======== DATA LISTING ========
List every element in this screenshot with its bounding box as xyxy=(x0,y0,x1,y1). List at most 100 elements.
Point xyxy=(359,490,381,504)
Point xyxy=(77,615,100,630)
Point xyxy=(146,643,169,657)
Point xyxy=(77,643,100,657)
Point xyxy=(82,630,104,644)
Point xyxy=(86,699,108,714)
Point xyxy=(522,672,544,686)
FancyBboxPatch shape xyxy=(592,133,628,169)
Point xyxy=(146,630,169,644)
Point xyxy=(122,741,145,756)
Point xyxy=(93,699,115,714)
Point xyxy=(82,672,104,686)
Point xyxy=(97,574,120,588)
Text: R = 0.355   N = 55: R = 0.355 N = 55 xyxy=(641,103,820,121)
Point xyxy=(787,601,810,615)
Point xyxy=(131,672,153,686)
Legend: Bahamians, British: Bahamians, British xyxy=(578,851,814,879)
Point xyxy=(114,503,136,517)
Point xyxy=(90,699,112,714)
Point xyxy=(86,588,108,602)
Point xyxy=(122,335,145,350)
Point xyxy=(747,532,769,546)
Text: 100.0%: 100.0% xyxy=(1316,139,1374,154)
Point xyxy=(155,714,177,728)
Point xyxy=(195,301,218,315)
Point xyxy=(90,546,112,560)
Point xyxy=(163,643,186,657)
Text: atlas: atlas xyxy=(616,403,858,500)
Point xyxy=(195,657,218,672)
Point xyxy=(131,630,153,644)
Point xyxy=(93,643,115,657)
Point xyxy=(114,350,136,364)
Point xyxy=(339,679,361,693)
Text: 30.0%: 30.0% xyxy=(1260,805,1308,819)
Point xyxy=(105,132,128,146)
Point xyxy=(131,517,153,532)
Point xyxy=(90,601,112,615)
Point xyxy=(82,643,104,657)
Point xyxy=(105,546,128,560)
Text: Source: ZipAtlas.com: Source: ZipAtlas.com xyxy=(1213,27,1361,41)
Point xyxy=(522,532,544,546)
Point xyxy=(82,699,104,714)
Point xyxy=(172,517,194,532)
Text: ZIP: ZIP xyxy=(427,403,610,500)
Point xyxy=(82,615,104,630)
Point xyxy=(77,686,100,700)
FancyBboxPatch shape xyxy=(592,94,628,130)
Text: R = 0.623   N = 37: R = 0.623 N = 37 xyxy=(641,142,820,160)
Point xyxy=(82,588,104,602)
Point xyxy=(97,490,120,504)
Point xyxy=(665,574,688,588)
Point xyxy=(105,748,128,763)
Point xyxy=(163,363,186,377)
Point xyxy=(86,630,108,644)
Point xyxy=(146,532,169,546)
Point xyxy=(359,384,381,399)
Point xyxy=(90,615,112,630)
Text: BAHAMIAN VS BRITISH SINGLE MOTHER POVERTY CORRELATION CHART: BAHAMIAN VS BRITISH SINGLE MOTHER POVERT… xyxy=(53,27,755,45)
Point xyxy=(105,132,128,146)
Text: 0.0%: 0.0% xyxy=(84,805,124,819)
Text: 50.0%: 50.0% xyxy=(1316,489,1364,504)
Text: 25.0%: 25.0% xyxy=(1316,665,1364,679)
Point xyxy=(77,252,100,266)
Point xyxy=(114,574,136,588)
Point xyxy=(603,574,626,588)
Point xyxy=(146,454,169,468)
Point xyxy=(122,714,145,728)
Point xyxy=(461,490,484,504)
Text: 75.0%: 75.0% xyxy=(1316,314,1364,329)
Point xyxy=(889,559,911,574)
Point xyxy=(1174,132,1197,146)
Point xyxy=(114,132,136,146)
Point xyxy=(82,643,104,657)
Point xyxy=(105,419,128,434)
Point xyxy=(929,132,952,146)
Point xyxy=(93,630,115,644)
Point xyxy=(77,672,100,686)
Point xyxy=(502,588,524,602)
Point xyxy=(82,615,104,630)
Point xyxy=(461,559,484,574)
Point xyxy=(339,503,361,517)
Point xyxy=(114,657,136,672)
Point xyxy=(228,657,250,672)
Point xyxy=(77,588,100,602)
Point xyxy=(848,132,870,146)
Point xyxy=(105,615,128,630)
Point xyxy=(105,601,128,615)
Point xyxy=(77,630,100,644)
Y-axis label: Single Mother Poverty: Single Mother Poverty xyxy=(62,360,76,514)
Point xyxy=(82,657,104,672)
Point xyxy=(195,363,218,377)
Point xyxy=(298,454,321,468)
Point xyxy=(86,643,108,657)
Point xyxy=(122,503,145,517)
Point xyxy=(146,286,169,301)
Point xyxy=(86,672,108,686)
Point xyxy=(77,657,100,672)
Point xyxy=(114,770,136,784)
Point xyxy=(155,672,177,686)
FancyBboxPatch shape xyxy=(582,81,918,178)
========
→ **EXERCISE TASK**: Reproduce every line of the entry above character for character, keeping the original order.

→ **FINISHED TASK**:
List every element in this screenshot with its bounding box as xyxy=(x0,y0,x1,y1). List at most 100 elements.
Point xyxy=(359,490,381,504)
Point xyxy=(77,615,100,630)
Point xyxy=(146,643,169,657)
Point xyxy=(77,643,100,657)
Point xyxy=(82,630,104,644)
Point xyxy=(86,699,108,714)
Point xyxy=(522,672,544,686)
FancyBboxPatch shape xyxy=(592,133,628,169)
Point xyxy=(146,630,169,644)
Point xyxy=(122,741,145,756)
Point xyxy=(93,699,115,714)
Point xyxy=(82,672,104,686)
Point xyxy=(97,574,120,588)
Text: R = 0.355   N = 55: R = 0.355 N = 55 xyxy=(641,103,820,121)
Point xyxy=(787,601,810,615)
Point xyxy=(131,672,153,686)
Legend: Bahamians, British: Bahamians, British xyxy=(578,851,814,879)
Point xyxy=(114,503,136,517)
Point xyxy=(90,699,112,714)
Point xyxy=(86,588,108,602)
Point xyxy=(122,335,145,350)
Point xyxy=(747,532,769,546)
Text: 100.0%: 100.0% xyxy=(1316,139,1374,154)
Point xyxy=(155,714,177,728)
Point xyxy=(195,301,218,315)
Point xyxy=(90,546,112,560)
Point xyxy=(163,643,186,657)
Text: atlas: atlas xyxy=(616,403,858,500)
Point xyxy=(195,657,218,672)
Point xyxy=(131,630,153,644)
Point xyxy=(93,643,115,657)
Point xyxy=(114,350,136,364)
Point xyxy=(339,679,361,693)
Text: 30.0%: 30.0% xyxy=(1260,805,1308,819)
Point xyxy=(105,132,128,146)
Point xyxy=(131,517,153,532)
Point xyxy=(90,601,112,615)
Point xyxy=(82,643,104,657)
Point xyxy=(105,546,128,560)
Text: Source: ZipAtlas.com: Source: ZipAtlas.com xyxy=(1213,27,1361,41)
Point xyxy=(522,532,544,546)
Point xyxy=(82,699,104,714)
Point xyxy=(172,517,194,532)
Text: ZIP: ZIP xyxy=(427,403,610,500)
Point xyxy=(82,615,104,630)
Point xyxy=(77,686,100,700)
FancyBboxPatch shape xyxy=(592,94,628,130)
Text: R = 0.623   N = 37: R = 0.623 N = 37 xyxy=(641,142,820,160)
Point xyxy=(82,588,104,602)
Point xyxy=(97,490,120,504)
Point xyxy=(665,574,688,588)
Point xyxy=(105,748,128,763)
Point xyxy=(163,363,186,377)
Point xyxy=(86,630,108,644)
Point xyxy=(146,532,169,546)
Point xyxy=(359,384,381,399)
Point xyxy=(90,615,112,630)
Text: BAHAMIAN VS BRITISH SINGLE MOTHER POVERTY CORRELATION CHART: BAHAMIAN VS BRITISH SINGLE MOTHER POVERT… xyxy=(53,27,755,45)
Point xyxy=(105,132,128,146)
Text: 0.0%: 0.0% xyxy=(84,805,124,819)
Text: 50.0%: 50.0% xyxy=(1316,489,1364,504)
Text: 25.0%: 25.0% xyxy=(1316,665,1364,679)
Point xyxy=(77,252,100,266)
Point xyxy=(114,574,136,588)
Point xyxy=(603,574,626,588)
Point xyxy=(146,454,169,468)
Point xyxy=(122,714,145,728)
Point xyxy=(461,490,484,504)
Text: 75.0%: 75.0% xyxy=(1316,314,1364,329)
Point xyxy=(889,559,911,574)
Point xyxy=(1174,132,1197,146)
Point xyxy=(114,132,136,146)
Point xyxy=(82,643,104,657)
Point xyxy=(105,419,128,434)
Point xyxy=(929,132,952,146)
Point xyxy=(93,630,115,644)
Point xyxy=(77,672,100,686)
Point xyxy=(502,588,524,602)
Point xyxy=(82,615,104,630)
Point xyxy=(461,559,484,574)
Point xyxy=(339,503,361,517)
Point xyxy=(114,657,136,672)
Point xyxy=(228,657,250,672)
Point xyxy=(77,588,100,602)
Point xyxy=(848,132,870,146)
Point xyxy=(105,615,128,630)
Point xyxy=(105,601,128,615)
Point xyxy=(77,630,100,644)
Y-axis label: Single Mother Poverty: Single Mother Poverty xyxy=(62,360,76,514)
Point xyxy=(82,657,104,672)
Point xyxy=(195,363,218,377)
Point xyxy=(298,454,321,468)
Point xyxy=(86,643,108,657)
Point xyxy=(122,503,145,517)
Point xyxy=(146,286,169,301)
Point xyxy=(86,672,108,686)
Point xyxy=(77,657,100,672)
Point xyxy=(114,770,136,784)
Point xyxy=(155,672,177,686)
FancyBboxPatch shape xyxy=(582,81,918,178)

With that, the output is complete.